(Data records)
Start

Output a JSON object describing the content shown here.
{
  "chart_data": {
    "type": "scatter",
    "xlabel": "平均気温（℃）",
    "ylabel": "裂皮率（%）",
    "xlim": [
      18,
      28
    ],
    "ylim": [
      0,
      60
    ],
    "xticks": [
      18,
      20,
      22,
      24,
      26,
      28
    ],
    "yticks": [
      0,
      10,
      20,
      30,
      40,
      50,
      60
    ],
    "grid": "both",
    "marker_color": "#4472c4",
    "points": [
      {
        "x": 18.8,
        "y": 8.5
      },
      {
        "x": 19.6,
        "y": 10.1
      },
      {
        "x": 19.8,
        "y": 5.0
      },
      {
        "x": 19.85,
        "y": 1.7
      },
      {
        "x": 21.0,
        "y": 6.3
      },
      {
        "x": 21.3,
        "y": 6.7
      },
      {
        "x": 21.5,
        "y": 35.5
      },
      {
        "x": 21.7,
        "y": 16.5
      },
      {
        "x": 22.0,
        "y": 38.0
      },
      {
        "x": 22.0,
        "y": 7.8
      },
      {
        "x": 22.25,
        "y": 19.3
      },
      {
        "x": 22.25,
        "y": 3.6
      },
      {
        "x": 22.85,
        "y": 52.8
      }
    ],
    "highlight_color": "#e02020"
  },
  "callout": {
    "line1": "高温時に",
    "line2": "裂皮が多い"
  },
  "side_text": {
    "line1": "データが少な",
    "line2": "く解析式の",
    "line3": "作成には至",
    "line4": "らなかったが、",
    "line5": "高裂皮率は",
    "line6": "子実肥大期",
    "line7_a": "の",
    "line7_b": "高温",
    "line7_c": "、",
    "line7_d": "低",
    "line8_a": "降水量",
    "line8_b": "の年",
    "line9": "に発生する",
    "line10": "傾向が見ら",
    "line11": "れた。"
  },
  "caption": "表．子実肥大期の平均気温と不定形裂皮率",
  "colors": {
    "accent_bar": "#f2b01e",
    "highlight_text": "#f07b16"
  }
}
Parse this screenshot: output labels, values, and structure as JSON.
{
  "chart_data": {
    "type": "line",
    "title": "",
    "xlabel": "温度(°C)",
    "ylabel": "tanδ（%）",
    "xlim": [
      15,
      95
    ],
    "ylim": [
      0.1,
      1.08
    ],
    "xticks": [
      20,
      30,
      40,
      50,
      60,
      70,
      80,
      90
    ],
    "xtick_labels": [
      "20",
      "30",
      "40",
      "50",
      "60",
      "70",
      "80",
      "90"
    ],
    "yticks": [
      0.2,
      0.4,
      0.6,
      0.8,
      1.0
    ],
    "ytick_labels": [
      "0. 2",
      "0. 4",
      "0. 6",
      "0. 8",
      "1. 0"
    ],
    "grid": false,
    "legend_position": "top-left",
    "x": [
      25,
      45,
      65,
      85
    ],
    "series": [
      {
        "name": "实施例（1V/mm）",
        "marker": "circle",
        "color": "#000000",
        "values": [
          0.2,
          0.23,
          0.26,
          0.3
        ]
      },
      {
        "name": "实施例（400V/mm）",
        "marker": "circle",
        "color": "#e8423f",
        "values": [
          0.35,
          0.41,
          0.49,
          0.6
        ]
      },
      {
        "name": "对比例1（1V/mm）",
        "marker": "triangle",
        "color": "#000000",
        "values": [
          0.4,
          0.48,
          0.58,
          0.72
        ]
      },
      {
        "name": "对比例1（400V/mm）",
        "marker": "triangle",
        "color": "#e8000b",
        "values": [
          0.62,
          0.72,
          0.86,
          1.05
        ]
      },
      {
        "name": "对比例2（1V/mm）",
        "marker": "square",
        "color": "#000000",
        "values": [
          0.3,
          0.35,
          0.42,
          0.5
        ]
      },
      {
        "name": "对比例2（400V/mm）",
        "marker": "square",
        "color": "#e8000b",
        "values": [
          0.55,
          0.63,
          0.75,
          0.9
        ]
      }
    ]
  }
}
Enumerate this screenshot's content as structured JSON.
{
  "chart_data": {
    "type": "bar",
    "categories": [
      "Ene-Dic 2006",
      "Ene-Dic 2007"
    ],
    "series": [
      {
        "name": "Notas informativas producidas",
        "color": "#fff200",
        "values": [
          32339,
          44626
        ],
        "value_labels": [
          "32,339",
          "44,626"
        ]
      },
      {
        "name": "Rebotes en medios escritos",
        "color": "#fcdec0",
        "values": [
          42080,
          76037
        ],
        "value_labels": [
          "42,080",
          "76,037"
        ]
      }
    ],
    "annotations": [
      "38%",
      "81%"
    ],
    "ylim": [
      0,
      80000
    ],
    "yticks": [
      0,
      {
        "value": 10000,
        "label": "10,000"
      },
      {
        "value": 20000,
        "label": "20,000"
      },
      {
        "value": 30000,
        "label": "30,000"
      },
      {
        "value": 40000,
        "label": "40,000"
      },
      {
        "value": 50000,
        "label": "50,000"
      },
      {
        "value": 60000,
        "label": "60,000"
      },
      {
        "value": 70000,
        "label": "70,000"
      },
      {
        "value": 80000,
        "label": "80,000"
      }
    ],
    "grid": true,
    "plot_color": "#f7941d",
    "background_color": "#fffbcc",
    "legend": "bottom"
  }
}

End

▶ [To be done]: Every record shown above must be echoed exactly.

▶ [Full output]:
Output a JSON object describing the content shown here.
{
  "chart_data": {
    "type": "scatter",
    "xlabel": "平均気温（℃）",
    "ylabel": "裂皮率（%）",
    "xlim": [
      18,
      28
    ],
    "ylim": [
      0,
      60
    ],
    "xticks": [
      18,
      20,
      22,
      24,
      26,
      28
    ],
    "yticks": [
      0,
      10,
      20,
      30,
      40,
      50,
      60
    ],
    "grid": "both",
    "marker_color": "#4472c4",
    "points": [
      {
        "x": 18.8,
        "y": 8.5
      },
      {
        "x": 19.6,
        "y": 10.1
      },
      {
        "x": 19.8,
        "y": 5.0
      },
      {
        "x": 19.85,
        "y": 1.7
      },
      {
        "x": 21.0,
        "y": 6.3
      },
      {
        "x": 21.3,
        "y": 6.7
      },
      {
        "x": 21.5,
        "y": 35.5
      },
      {
        "x": 21.7,
        "y": 16.5
      },
      {
        "x": 22.0,
        "y": 38.0
      },
      {
        "x": 22.0,
        "y": 7.8
      },
      {
        "x": 22.25,
        "y": 19.3
      },
      {
        "x": 22.25,
        "y": 3.6
      },
      {
        "x": 22.85,
        "y": 52.8
      }
    ],
    "highlight_color": "#e02020"
  },
  "callout": {
    "line1": "高温時に",
    "line2": "裂皮が多い"
  },
  "side_text": {
    "line1": "データが少な",
    "line2": "く解析式の",
    "line3": "作成には至",
    "line4": "らなかったが、",
    "line5": "高裂皮率は",
    "line6": "子実肥大期",
    "line7_a": "の",
    "line7_b": "高温",
    "line7_c": "、",
    "line7_d": "低",
    "line8_a": "降水量",
    "line8_b": "の年",
    "line9": "に発生する",
    "line10": "傾向が見ら",
    "line11": "れた。"
  },
  "caption": "表．子実肥大期の平均気温と不定形裂皮率",
  "colors": {
    "accent_bar": "#f2b01e",
    "highlight_text": "#f07b16"
  }
}
Parse this screenshot: output labels, values, and structure as JSON.
{
  "chart_data": {
    "type": "line",
    "title": "",
    "xlabel": "温度(°C)",
    "ylabel": "tanδ（%）",
    "xlim": [
      15,
      95
    ],
    "ylim": [
      0.1,
      1.08
    ],
    "xticks": [
      20,
      30,
      40,
      50,
      60,
      70,
      80,
      90
    ],
    "xtick_labels": [
      "20",
      "30",
      "40",
      "50",
      "60",
      "70",
      "80",
      "90"
    ],
    "yticks": [
      0.2,
      0.4,
      0.6,
      0.8,
      1.0
    ],
    "ytick_labels": [
      "0. 2",
      "0. 4",
      "0. 6",
      "0. 8",
      "1. 0"
    ],
    "grid": false,
    "legend_position": "top-left",
    "x": [
      25,
      45,
      65,
      85
    ],
    "series": [
      {
        "name": "实施例（1V/mm）",
        "marker": "circle",
        "color": "#000000",
        "values": [
          0.2,
          0.23,
          0.26,
          0.3
        ]
      },
      {
        "name": "实施例（400V/mm）",
        "marker": "circle",
        "color": "#e8423f",
        "values": [
          0.35,
          0.41,
          0.49,
          0.6
        ]
      },
      {
        "name": "对比例1（1V/mm）",
        "marker": "triangle",
        "color": "#000000",
        "values": [
          0.4,
          0.48,
          0.58,
          0.72
        ]
      },
      {
        "name": "对比例1（400V/mm）",
        "marker": "triangle",
        "color": "#e8000b",
        "values": [
          0.62,
          0.72,
          0.86,
          1.05
        ]
      },
      {
        "name": "对比例2（1V/mm）",
        "marker": "square",
        "color": "#000000",
        "values": [
          0.3,
          0.35,
          0.42,
          0.5
        ]
      },
      {
        "name": "对比例2（400V/mm）",
        "marker": "square",
        "color": "#e8000b",
        "values": [
          0.55,
          0.63,
          0.75,
          0.9
        ]
      }
    ]
  }
}
Enumerate this screenshot's content as structured JSON.
{
  "chart_data": {
    "type": "bar",
    "categories": [
      "Ene-Dic 2006",
      "Ene-Dic 2007"
    ],
    "series": [
      {
        "name": "Notas informativas producidas",
        "color": "#fff200",
        "values": [
          32339,
          44626
        ],
        "value_labels": [
          "32,339",
          "44,626"
        ]
      },
      {
        "name": "Rebotes en medios escritos",
        "color": "#fcdec0",
        "values": [
          42080,
          76037
        ],
        "value_labels": [
          "42,080",
          "76,037"
        ]
      }
    ],
    "annotations": [
      "38%",
      "81%"
    ],
    "ylim": [
      0,
      80000
    ],
    "yticks": [
      0,
      {
        "value": 10000,
        "label": "10,000"
      },
      {
        "value": 20000,
        "label": "20,000"
      },
      {
        "value": 30000,
        "label": "30,000"
      },
      {
        "value": 40000,
        "label": "40,000"
      },
      {
        "value": 50000,
        "label": "50,000"
      },
      {
        "value": 60000,
        "label": "60,000"
      },
      {
        "value": 70000,
        "label": "70,000"
      },
      {
        "value": 80000,
        "label": "80,000"
      }
    ],
    "grid": true,
    "plot_color": "#f7941d",
    "background_color": "#fffbcc",
    "legend": "bottom"
  }
}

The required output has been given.